** Start of Dataset content **
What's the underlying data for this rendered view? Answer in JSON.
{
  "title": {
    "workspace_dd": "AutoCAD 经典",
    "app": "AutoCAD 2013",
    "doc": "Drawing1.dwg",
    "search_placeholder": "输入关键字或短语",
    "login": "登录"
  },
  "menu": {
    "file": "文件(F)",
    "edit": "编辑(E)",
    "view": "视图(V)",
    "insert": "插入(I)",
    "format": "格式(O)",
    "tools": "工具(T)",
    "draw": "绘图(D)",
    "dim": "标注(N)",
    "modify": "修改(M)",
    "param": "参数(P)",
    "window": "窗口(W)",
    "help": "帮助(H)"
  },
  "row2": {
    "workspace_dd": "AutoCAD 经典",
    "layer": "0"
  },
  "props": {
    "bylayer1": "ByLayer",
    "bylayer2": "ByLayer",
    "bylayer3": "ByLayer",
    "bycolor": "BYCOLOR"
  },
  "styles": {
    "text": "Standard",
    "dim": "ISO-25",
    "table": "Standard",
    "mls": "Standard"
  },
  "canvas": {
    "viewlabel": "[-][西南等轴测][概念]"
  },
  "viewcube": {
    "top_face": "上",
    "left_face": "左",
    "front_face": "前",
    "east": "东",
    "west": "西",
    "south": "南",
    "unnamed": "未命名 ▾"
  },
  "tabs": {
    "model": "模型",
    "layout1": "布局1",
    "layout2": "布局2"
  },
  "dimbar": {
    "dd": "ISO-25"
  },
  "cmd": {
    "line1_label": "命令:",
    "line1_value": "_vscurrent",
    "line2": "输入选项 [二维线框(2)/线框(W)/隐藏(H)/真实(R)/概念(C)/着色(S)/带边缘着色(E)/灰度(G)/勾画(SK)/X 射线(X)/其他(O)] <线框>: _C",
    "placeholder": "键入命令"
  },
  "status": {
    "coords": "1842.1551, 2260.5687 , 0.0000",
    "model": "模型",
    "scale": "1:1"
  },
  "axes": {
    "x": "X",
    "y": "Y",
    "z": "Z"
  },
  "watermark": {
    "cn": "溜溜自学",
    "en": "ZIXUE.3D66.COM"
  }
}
** End of Dataset content **
Your task is to retype all the records above with nothing left out.

Exercise answer:
What's the underlying data for this rendered view? Answer in JSON.
{
  "title": {
    "workspace_dd": "AutoCAD 经典",
    "app": "AutoCAD 2013",
    "doc": "Drawing1.dwg",
    "search_placeholder": "输入关键字或短语",
    "login": "登录"
  },
  "menu": {
    "file": "文件(F)",
    "edit": "编辑(E)",
    "view": "视图(V)",
    "insert": "插入(I)",
    "format": "格式(O)",
    "tools": "工具(T)",
    "draw": "绘图(D)",
    "dim": "标注(N)",
    "modify": "修改(M)",
    "param": "参数(P)",
    "window": "窗口(W)",
    "help": "帮助(H)"
  },
  "row2": {
    "workspace_dd": "AutoCAD 经典",
    "layer": "0"
  },
  "props": {
    "bylayer1": "ByLayer",
    "bylayer2": "ByLayer",
    "bylayer3": "ByLayer",
    "bycolor": "BYCOLOR"
  },
  "styles": {
    "text": "Standard",
    "dim": "ISO-25",
    "table": "Standard",
    "mls": "Standard"
  },
  "canvas": {
    "viewlabel": "[-][西南等轴测][概念]"
  },
  "viewcube": {
    "top_face": "上",
    "left_face": "左",
    "front_face": "前",
    "east": "东",
    "west": "西",
    "south": "南",
    "unnamed": "未命名 ▾"
  },
  "tabs": {
    "model": "模型",
    "layout1": "布局1",
    "layout2": "布局2"
  },
  "dimbar": {
    "dd": "ISO-25"
  },
  "cmd": {
    "line1_label": "命令:",
    "line1_value": "_vscurrent",
    "line2": "输入选项 [二维线框(2)/线框(W)/隐藏(H)/真实(R)/概念(C)/着色(S)/带边缘着色(E)/灰度(G)/勾画(SK)/X 射线(X)/其他(O)] <线框>: _C",
    "placeholder": "键入命令"
  },
  "status": {
    "coords": "1842.1551, 2260.5687 , 0.0000",
    "model": "模型",
    "scale": "1:1"
  },
  "axes": {
    "x": "X",
    "y": "Y",
    "z": "Z"
  },
  "watermark": {
    "cn": "溜溜自学",
    "en": "ZIXUE.3D66.COM"
  }
}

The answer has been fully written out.